# Challenge
Transcribe all of the material exactly, except for its pictures.
— START Supplied records —
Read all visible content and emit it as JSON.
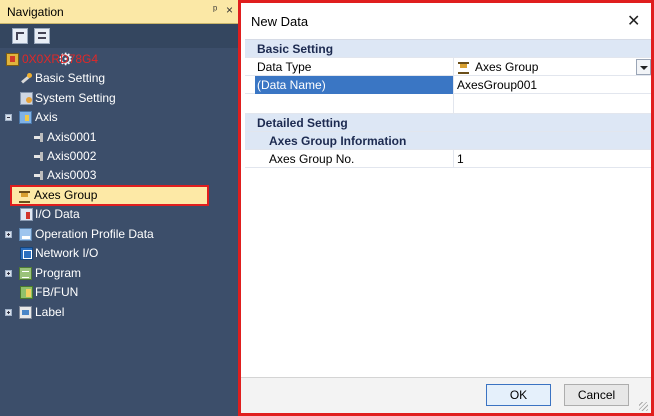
{
  "navigation": {
    "title": "Navigation",
    "pin_glyph": "ᵖ",
    "close_glyph": "×",
    "toolbar": [
      "expand-all-icon",
      "collapse-all-icon",
      "gear-icon"
    ],
    "tree": [
      {
        "label": "0X0XRD78G4",
        "icon": "project-icon",
        "color": "#e02828"
      },
      {
        "label": "Basic Setting",
        "icon": "basic-setting-icon"
      },
      {
        "label": "System Setting",
        "icon": "system-setting-icon"
      },
      {
        "label": "Axis",
        "icon": "axis-icon"
      },
      {
        "label": "Axis0001",
        "icon": "axis-item-icon"
      },
      {
        "label": "Axis0002",
        "icon": "axis-item-icon"
      },
      {
        "label": "Axis0003",
        "icon": "axis-item-icon"
      },
      {
        "label": "Axes Group",
        "icon": "axes-group-icon",
        "selected": true
      },
      {
        "label": "I/O Data",
        "icon": "io-data-icon"
      },
      {
        "label": "Operation Profile Data",
        "icon": "operation-profile-icon"
      },
      {
        "label": "Network I/O",
        "icon": "network-io-icon"
      },
      {
        "label": "Program",
        "icon": "program-icon"
      },
      {
        "label": "FB/FUN",
        "icon": "fb-fun-icon"
      },
      {
        "label": "Label",
        "icon": "label-icon"
      }
    ]
  },
  "dialog": {
    "title": "New Data",
    "close_glyph": "✕",
    "sections": {
      "basic": {
        "header": "Basic Setting",
        "data_type_label": "Data Type",
        "data_type_value": "Axes Group",
        "data_name_label": "(Data Name)",
        "data_name_value": "AxesGroup001"
      },
      "detailed": {
        "header": "Detailed Setting",
        "subheader": "Axes Group Information",
        "group_no_label": "Axes Group No.",
        "group_no_value": "1"
      }
    },
    "ok_label": "OK",
    "cancel_label": "Cancel"
  },
  "colors": {
    "nav_bg": "#3c4e6a",
    "nav_title_bg": "#fbe8a6",
    "highlight_border": "#e01e1e",
    "selection_blue": "#3a76c4",
    "category_bg": "#dde7f5"
  }
}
— END Supplied records —
# Completed exercise
Read all visible content and emit it as JSON.
{
  "navigation": {
    "title": "Navigation",
    "pin_glyph": "ᵖ",
    "close_glyph": "×",
    "toolbar": [
      "expand-all-icon",
      "collapse-all-icon",
      "gear-icon"
    ],
    "tree": [
      {
        "label": "0X0XRD78G4",
        "icon": "project-icon",
        "color": "#e02828"
      },
      {
        "label": "Basic Setting",
        "icon": "basic-setting-icon"
      },
      {
        "label": "System Setting",
        "icon": "system-setting-icon"
      },
      {
        "label": "Axis",
        "icon": "axis-icon"
      },
      {
        "label": "Axis0001",
        "icon": "axis-item-icon"
      },
      {
        "label": "Axis0002",
        "icon": "axis-item-icon"
      },
      {
        "label": "Axis0003",
        "icon": "axis-item-icon"
      },
      {
        "label": "Axes Group",
        "icon": "axes-group-icon",
        "selected": true
      },
      {
        "label": "I/O Data",
        "icon": "io-data-icon"
      },
      {
        "label": "Operation Profile Data",
        "icon": "operation-profile-icon"
      },
      {
        "label": "Network I/O",
        "icon": "network-io-icon"
      },
      {
        "label": "Program",
        "icon": "program-icon"
      },
      {
        "label": "FB/FUN",
        "icon": "fb-fun-icon"
      },
      {
        "label": "Label",
        "icon": "label-icon"
      }
    ]
  },
  "dialog": {
    "title": "New Data",
    "close_glyph": "✕",
    "sections": {
      "basic": {
        "header": "Basic Setting",
        "data_type_label": "Data Type",
        "data_type_value": "Axes Group",
        "data_name_label": "(Data Name)",
        "data_name_value": "AxesGroup001"
      },
      "detailed": {
        "header": "Detailed Setting",
        "subheader": "Axes Group Information",
        "group_no_label": "Axes Group No.",
        "group_no_value": "1"
      }
    },
    "ok_label": "OK",
    "cancel_label": "Cancel"
  },
  "colors": {
    "nav_bg": "#3c4e6a",
    "nav_title_bg": "#fbe8a6",
    "highlight_border": "#e01e1e",
    "selection_blue": "#3a76c4",
    "category_bg": "#dde7f5"
  }
}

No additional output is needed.